## Short task
List every line in this data where the string "trabalho" occurs.

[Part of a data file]
☆ ☆ ☆ ☆ ☆ ☆ ☆
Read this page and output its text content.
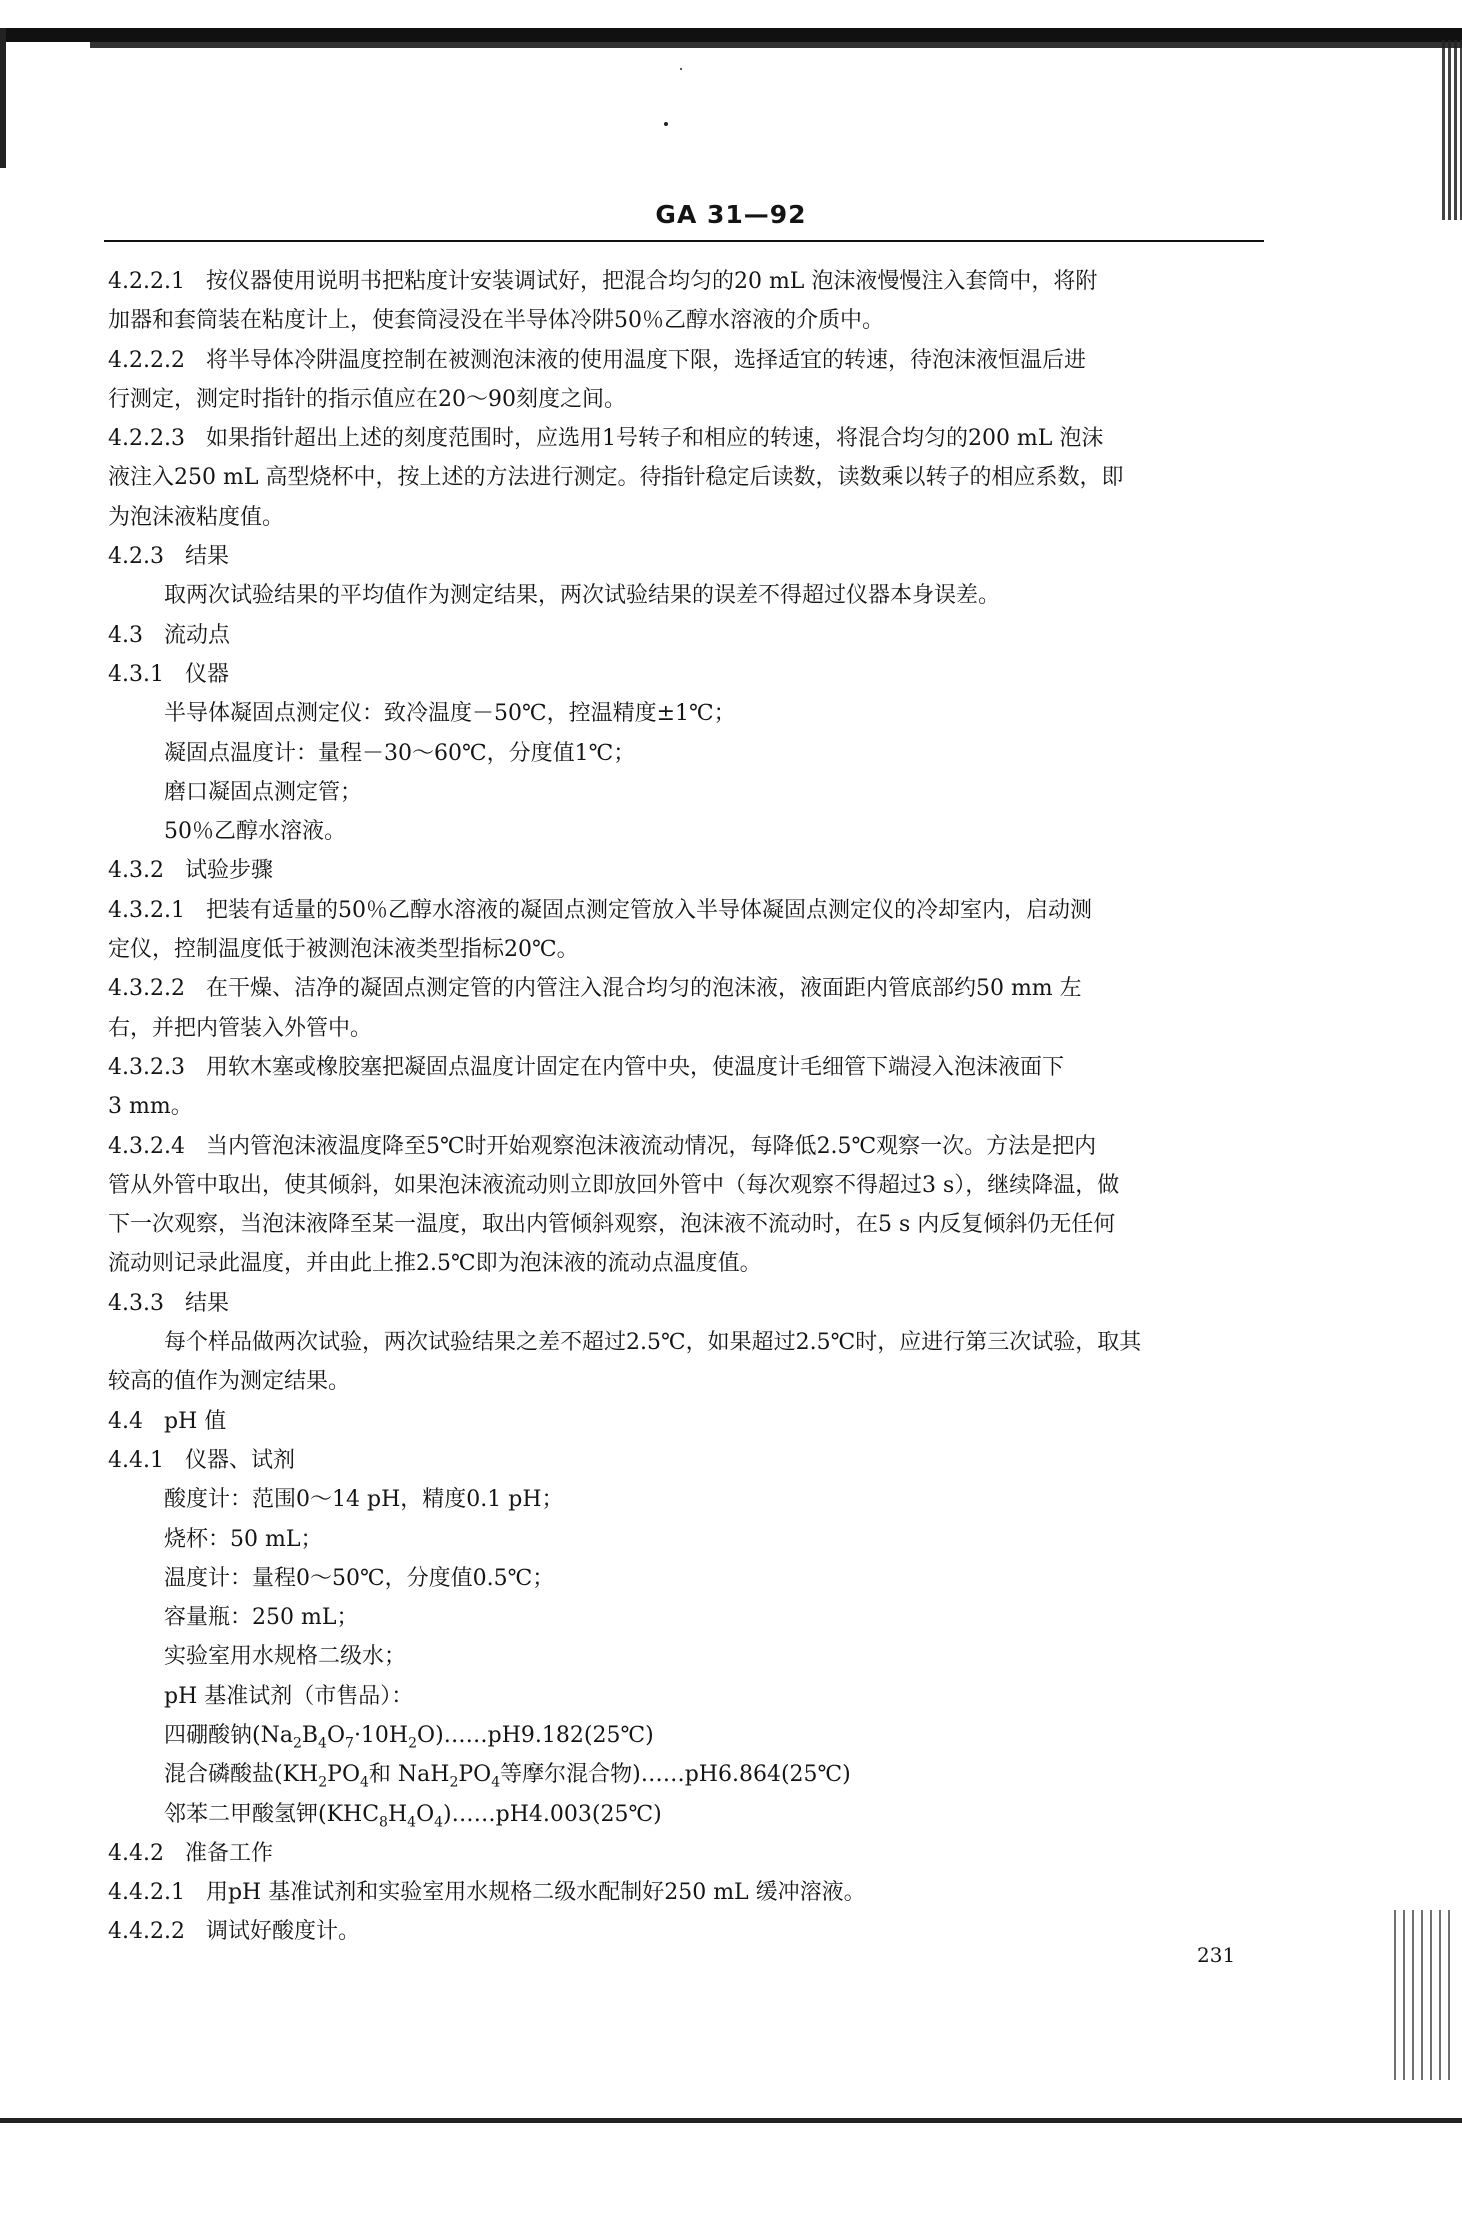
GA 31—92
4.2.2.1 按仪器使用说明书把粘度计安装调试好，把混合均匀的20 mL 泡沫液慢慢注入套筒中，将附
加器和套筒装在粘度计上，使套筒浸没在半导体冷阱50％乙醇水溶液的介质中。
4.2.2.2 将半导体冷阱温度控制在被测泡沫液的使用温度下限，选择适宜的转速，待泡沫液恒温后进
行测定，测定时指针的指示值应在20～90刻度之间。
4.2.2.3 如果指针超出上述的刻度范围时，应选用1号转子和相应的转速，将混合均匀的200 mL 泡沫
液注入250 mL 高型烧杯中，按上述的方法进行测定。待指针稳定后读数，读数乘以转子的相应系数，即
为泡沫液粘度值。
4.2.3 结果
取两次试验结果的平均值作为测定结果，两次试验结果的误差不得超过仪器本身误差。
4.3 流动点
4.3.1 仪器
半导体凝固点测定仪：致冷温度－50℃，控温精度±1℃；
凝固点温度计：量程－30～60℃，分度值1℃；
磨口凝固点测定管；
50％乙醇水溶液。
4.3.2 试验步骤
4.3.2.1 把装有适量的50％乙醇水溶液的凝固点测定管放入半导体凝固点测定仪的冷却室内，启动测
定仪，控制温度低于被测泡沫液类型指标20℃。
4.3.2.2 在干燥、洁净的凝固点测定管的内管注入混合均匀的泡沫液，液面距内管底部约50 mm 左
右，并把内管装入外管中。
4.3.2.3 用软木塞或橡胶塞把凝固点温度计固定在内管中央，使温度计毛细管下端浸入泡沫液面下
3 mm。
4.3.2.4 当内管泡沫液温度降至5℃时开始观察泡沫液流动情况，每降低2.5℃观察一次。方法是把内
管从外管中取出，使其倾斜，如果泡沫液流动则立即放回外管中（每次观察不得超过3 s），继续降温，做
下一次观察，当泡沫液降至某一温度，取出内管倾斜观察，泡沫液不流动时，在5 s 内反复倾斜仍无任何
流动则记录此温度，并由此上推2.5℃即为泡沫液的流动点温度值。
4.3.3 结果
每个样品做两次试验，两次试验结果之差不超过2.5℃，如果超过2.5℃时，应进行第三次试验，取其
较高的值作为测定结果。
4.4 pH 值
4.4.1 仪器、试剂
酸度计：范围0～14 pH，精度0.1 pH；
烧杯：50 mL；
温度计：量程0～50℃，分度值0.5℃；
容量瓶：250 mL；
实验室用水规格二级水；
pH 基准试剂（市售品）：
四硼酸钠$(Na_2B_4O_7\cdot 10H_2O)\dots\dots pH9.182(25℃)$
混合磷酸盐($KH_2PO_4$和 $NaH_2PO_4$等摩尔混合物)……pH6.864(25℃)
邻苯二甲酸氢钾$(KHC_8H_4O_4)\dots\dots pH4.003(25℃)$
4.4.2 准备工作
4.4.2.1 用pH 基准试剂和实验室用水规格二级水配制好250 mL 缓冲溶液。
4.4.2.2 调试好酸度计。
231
☆ ☆ ☆ ☆ ☆ ☆ ☆
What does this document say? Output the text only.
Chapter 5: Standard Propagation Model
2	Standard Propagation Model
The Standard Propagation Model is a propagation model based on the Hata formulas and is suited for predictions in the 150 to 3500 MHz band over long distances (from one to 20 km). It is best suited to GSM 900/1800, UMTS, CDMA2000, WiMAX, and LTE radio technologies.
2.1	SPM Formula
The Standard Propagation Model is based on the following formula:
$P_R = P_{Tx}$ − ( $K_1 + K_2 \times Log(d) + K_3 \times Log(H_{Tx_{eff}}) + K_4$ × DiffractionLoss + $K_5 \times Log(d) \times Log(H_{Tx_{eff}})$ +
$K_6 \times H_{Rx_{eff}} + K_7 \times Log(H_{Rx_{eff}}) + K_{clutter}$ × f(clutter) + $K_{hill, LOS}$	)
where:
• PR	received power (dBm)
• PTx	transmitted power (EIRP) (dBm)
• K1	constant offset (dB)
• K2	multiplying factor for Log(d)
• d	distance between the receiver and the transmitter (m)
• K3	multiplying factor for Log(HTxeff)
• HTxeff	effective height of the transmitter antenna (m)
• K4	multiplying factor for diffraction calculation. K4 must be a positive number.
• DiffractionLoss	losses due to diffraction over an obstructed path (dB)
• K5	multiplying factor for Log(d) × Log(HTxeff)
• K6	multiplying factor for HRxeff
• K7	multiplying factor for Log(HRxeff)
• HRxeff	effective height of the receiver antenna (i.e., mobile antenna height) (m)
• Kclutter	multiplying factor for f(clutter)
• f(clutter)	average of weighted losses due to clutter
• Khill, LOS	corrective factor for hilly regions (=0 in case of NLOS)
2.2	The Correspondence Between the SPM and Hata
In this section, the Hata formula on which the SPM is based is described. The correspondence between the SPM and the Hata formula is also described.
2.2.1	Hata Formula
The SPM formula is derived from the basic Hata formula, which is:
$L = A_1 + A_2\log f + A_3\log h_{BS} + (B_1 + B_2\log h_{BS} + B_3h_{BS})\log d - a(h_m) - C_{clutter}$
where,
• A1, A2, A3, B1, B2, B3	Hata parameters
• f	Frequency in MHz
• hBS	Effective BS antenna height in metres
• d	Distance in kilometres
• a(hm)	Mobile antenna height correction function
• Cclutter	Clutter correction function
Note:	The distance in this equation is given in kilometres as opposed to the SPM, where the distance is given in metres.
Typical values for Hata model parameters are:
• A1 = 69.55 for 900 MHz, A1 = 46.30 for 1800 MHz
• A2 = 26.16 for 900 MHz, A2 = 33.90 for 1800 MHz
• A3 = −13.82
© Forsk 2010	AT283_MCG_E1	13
☆ ☆ ☆ ☆ ☆ ☆ ☆
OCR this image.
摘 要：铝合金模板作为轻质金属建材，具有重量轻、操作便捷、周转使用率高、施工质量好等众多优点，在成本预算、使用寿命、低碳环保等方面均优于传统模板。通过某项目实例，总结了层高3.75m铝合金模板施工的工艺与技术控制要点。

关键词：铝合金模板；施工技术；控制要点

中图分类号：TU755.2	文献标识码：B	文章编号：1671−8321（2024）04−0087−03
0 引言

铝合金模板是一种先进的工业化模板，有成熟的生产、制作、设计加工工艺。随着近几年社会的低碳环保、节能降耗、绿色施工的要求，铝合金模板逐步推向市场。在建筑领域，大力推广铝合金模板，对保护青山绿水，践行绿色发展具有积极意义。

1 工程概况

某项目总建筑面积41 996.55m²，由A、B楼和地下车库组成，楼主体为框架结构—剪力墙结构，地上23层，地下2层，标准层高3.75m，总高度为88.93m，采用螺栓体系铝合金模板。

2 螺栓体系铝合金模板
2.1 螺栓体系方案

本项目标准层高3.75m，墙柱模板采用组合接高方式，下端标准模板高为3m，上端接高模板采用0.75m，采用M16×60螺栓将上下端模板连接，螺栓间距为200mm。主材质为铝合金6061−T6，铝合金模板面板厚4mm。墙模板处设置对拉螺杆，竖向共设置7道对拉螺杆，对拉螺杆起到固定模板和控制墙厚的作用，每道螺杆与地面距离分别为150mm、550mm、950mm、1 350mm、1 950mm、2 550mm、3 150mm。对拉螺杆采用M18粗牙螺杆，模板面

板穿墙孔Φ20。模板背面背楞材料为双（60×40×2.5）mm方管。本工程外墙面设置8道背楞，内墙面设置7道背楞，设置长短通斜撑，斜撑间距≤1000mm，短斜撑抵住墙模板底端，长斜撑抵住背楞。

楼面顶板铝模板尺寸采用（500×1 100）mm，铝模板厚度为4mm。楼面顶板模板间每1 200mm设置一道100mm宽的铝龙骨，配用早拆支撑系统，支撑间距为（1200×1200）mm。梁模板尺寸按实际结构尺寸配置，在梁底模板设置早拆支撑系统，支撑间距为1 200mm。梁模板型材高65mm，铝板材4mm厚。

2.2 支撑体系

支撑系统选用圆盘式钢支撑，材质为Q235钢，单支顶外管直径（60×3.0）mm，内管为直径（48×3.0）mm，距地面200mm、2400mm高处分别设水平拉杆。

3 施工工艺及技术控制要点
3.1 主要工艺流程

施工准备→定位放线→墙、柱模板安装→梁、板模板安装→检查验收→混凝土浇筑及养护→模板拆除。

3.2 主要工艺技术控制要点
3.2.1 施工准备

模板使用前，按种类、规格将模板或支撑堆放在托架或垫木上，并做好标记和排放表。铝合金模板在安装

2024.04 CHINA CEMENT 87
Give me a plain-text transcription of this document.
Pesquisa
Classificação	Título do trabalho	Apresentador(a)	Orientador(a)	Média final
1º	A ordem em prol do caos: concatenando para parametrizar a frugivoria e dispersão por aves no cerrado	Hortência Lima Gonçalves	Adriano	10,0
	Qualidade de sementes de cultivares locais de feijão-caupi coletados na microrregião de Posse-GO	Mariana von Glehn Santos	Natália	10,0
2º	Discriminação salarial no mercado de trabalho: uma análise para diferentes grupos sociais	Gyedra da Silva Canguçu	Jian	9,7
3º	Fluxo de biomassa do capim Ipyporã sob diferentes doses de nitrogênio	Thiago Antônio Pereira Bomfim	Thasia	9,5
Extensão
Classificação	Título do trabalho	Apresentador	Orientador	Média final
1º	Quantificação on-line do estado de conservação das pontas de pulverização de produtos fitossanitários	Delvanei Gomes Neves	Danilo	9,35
☆ ☆ ☆ ☆ ☆ ☆ ☆
## Complete answer
Classificação	Título do trabalho	Apresentador(a)	Orientador(a)	Média final
2º	Discriminação salarial no mercado de trabalho: uma análise para diferentes grupos sociais	Gyedra da Silva Canguçu	Jian	9,7
Classificação	Título do trabalho	Apresentador	Orientador	Média final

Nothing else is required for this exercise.